▸ Collected data entries:
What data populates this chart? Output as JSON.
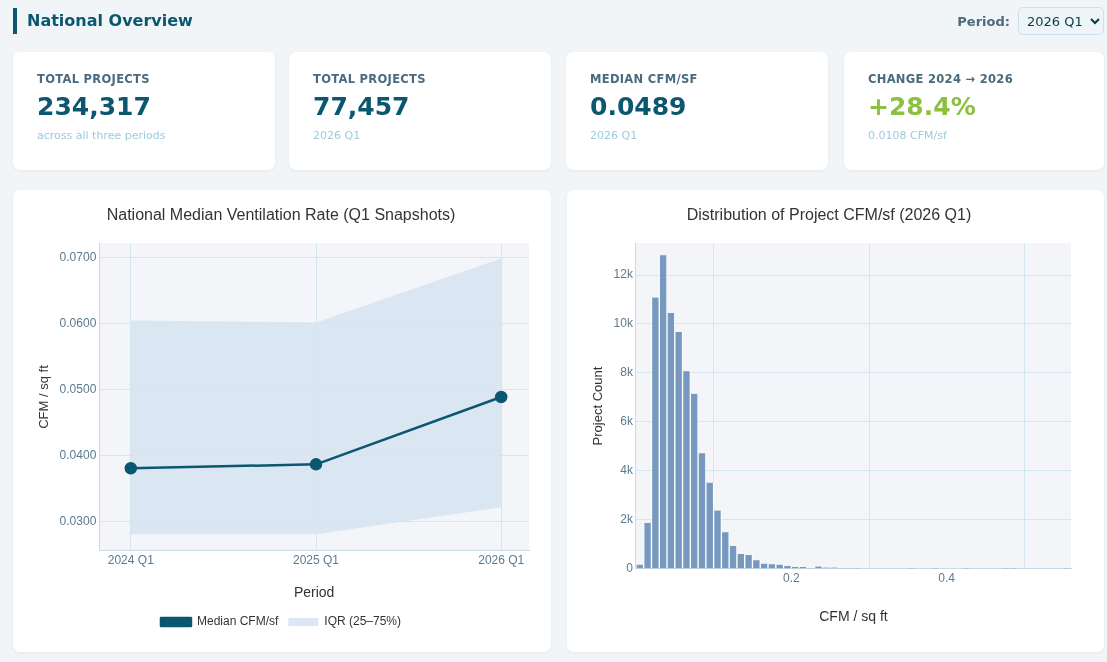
{
  "chart_data": [
    {
      "type": "other",
      "title": "National Overview",
      "annotations": [
        "Period:",
        "2026 Q1"
      ]
    },
    {
      "type": "other",
      "title": "TOTAL PROJECTS",
      "subtitle": "234,317",
      "annotations": [
        "across all three periods"
      ],
      "color": "#0b5770"
    },
    {
      "type": "other",
      "title": "TOTAL PROJECTS",
      "subtitle": "77,457",
      "annotations": [
        "2026 Q1"
      ],
      "color": "#0b5770"
    },
    {
      "type": "other",
      "title": "MEDIAN CFM/SF",
      "subtitle": "0.0489",
      "annotations": [
        "2026 Q1"
      ],
      "color": "#0b5770"
    },
    {
      "type": "other",
      "title": "CHANGE 2024 → 2026",
      "subtitle": "+28.4%",
      "annotations": [
        "0.0108 CFM/sf"
      ],
      "color": "#8dc03f"
    },
    {
      "type": "line",
      "title": "National Median Ventilation Rate (Q1 Snapshots)",
      "xlabel": "Period",
      "ylabel": "CFM / sq ft",
      "categories": [
        "2024 Q1",
        "2025 Q1",
        "2026 Q1"
      ],
      "series": [
        {
          "name": "Median CFM/sf",
          "color": "#0b5770",
          "values": [
            0.0381,
            0.0387,
            0.0489
          ]
        },
        {
          "name": "IQR (25–75%)",
          "type": "area",
          "color": "#d6e4f1",
          "values": [
            null,
            null,
            null
          ],
          "lower": [
            0.0281,
            0.0281,
            0.0322
          ],
          "upper": [
            0.0605,
            0.0602,
            0.0699
          ]
        }
      ],
      "ylim": [
        0.0256,
        0.0722
      ],
      "yticks": [
        {
          "value": 0.03,
          "label": "0.0300"
        },
        {
          "value": 0.04,
          "label": "0.0400"
        },
        {
          "value": 0.05,
          "label": "0.0500"
        },
        {
          "value": 0.06,
          "label": "0.0600"
        },
        {
          "value": 0.07,
          "label": "0.0700"
        }
      ],
      "grid": true,
      "legend": "bottom",
      "marker": "circle",
      "line_style": "solid"
    },
    {
      "type": "histogram",
      "title": "Distribution of Project CFM/sf (2026 Q1)",
      "xlabel": "CFM / sq ft",
      "ylabel": "Project Count",
      "color": "#6a8fb8",
      "bins": [
        0,
        0.01,
        0.02,
        0.03,
        0.04,
        0.05,
        0.06,
        0.07,
        0.08,
        0.09,
        0.1,
        0.11,
        0.12,
        0.13,
        0.14,
        0.15,
        0.16,
        0.17,
        0.18,
        0.19,
        0.2,
        0.21,
        0.22,
        0.23,
        0.24,
        0.25,
        0.26,
        0.27,
        0.28,
        0.29,
        0.3,
        0.31,
        0.32,
        0.33,
        0.34,
        0.35,
        0.36,
        0.37,
        0.38,
        0.39,
        0.4,
        0.41,
        0.42,
        0.43,
        0.44,
        0.45,
        0.46,
        0.47,
        0.48,
        0.49,
        0.5,
        0.51,
        0.52,
        0.53,
        0.54,
        0.55,
        0.56
      ],
      "values": [
        170,
        1870,
        11080,
        12810,
        10450,
        9670,
        8070,
        7150,
        4720,
        3520,
        2380,
        1490,
        930,
        600,
        560,
        350,
        210,
        190,
        170,
        110,
        70,
        70,
        30,
        90,
        50,
        50,
        30,
        30,
        30,
        20,
        20,
        20,
        20,
        0,
        0,
        10,
        0,
        0,
        10,
        0,
        0,
        0,
        10,
        0,
        0,
        0,
        0,
        10,
        10,
        0,
        0,
        0,
        0,
        0,
        0,
        10
      ],
      "xlim": [
        0,
        0.56
      ],
      "xticks": [
        0.2,
        0.4
      ],
      "ylim": [
        0,
        13300
      ],
      "yticks": [
        0,
        {
          "value": 2000,
          "label": "2k"
        },
        {
          "value": 4000,
          "label": "4k"
        },
        {
          "value": 6000,
          "label": "6k"
        },
        {
          "value": 8000,
          "label": "8k"
        },
        {
          "value": 10000,
          "label": "10k"
        },
        {
          "value": 12000,
          "label": "12k"
        }
      ],
      "grid": true
    }
  ]
}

▸ What is expected: Write out every entry again word for word, without any of the pictures.

▸ Exercise output:
What data populates this chart? Output as JSON.
{
  "chart_data": [
    {
      "type": "other",
      "title": "National Overview",
      "annotations": [
        "Period:",
        "2026 Q1"
      ]
    },
    {
      "type": "other",
      "title": "TOTAL PROJECTS",
      "subtitle": "234,317",
      "annotations": [
        "across all three periods"
      ],
      "color": "#0b5770"
    },
    {
      "type": "other",
      "title": "TOTAL PROJECTS",
      "subtitle": "77,457",
      "annotations": [
        "2026 Q1"
      ],
      "color": "#0b5770"
    },
    {
      "type": "other",
      "title": "MEDIAN CFM/SF",
      "subtitle": "0.0489",
      "annotations": [
        "2026 Q1"
      ],
      "color": "#0b5770"
    },
    {
      "type": "other",
      "title": "CHANGE 2024 → 2026",
      "subtitle": "+28.4%",
      "annotations": [
        "0.0108 CFM/sf"
      ],
      "color": "#8dc03f"
    },
    {
      "type": "line",
      "title": "National Median Ventilation Rate (Q1 Snapshots)",
      "xlabel": "Period",
      "ylabel": "CFM / sq ft",
      "categories": [
        "2024 Q1",
        "2025 Q1",
        "2026 Q1"
      ],
      "series": [
        {
          "name": "Median CFM/sf",
          "color": "#0b5770",
          "values": [
            0.0381,
            0.0387,
            0.0489
          ]
        },
        {
          "name": "IQR (25–75%)",
          "type": "area",
          "color": "#d6e4f1",
          "values": [
            null,
            null,
            null
          ],
          "lower": [
            0.0281,
            0.0281,
            0.0322
          ],
          "upper": [
            0.0605,
            0.0602,
            0.0699
          ]
        }
      ],
      "ylim": [
        0.0256,
        0.0722
      ],
      "yticks": [
        {
          "value": 0.03,
          "label": "0.0300"
        },
        {
          "value": 0.04,
          "label": "0.0400"
        },
        {
          "value": 0.05,
          "label": "0.0500"
        },
        {
          "value": 0.06,
          "label": "0.0600"
        },
        {
          "value": 0.07,
          "label": "0.0700"
        }
      ],
      "grid": true,
      "legend": "bottom",
      "marker": "circle",
      "line_style": "solid"
    },
    {
      "type": "histogram",
      "title": "Distribution of Project CFM/sf (2026 Q1)",
      "xlabel": "CFM / sq ft",
      "ylabel": "Project Count",
      "color": "#6a8fb8",
      "bins": [
        0,
        0.01,
        0.02,
        0.03,
        0.04,
        0.05,
        0.06,
        0.07,
        0.08,
        0.09,
        0.1,
        0.11,
        0.12,
        0.13,
        0.14,
        0.15,
        0.16,
        0.17,
        0.18,
        0.19,
        0.2,
        0.21,
        0.22,
        0.23,
        0.24,
        0.25,
        0.26,
        0.27,
        0.28,
        0.29,
        0.3,
        0.31,
        0.32,
        0.33,
        0.34,
        0.35,
        0.36,
        0.37,
        0.38,
        0.39,
        0.4,
        0.41,
        0.42,
        0.43,
        0.44,
        0.45,
        0.46,
        0.47,
        0.48,
        0.49,
        0.5,
        0.51,
        0.52,
        0.53,
        0.54,
        0.55,
        0.56
      ],
      "values": [
        170,
        1870,
        11080,
        12810,
        10450,
        9670,
        8070,
        7150,
        4720,
        3520,
        2380,
        1490,
        930,
        600,
        560,
        350,
        210,
        190,
        170,
        110,
        70,
        70,
        30,
        90,
        50,
        50,
        30,
        30,
        30,
        20,
        20,
        20,
        20,
        0,
        0,
        10,
        0,
        0,
        10,
        0,
        0,
        0,
        10,
        0,
        0,
        0,
        0,
        10,
        10,
        0,
        0,
        0,
        0,
        0,
        0,
        10
      ],
      "xlim": [
        0,
        0.56
      ],
      "xticks": [
        0.2,
        0.4
      ],
      "ylim": [
        0,
        13300
      ],
      "yticks": [
        0,
        {
          "value": 2000,
          "label": "2k"
        },
        {
          "value": 4000,
          "label": "4k"
        },
        {
          "value": 6000,
          "label": "6k"
        },
        {
          "value": 8000,
          "label": "8k"
        },
        {
          "value": 10000,
          "label": "10k"
        },
        {
          "value": 12000,
          "label": "12k"
        }
      ],
      "grid": true
    }
  ]
}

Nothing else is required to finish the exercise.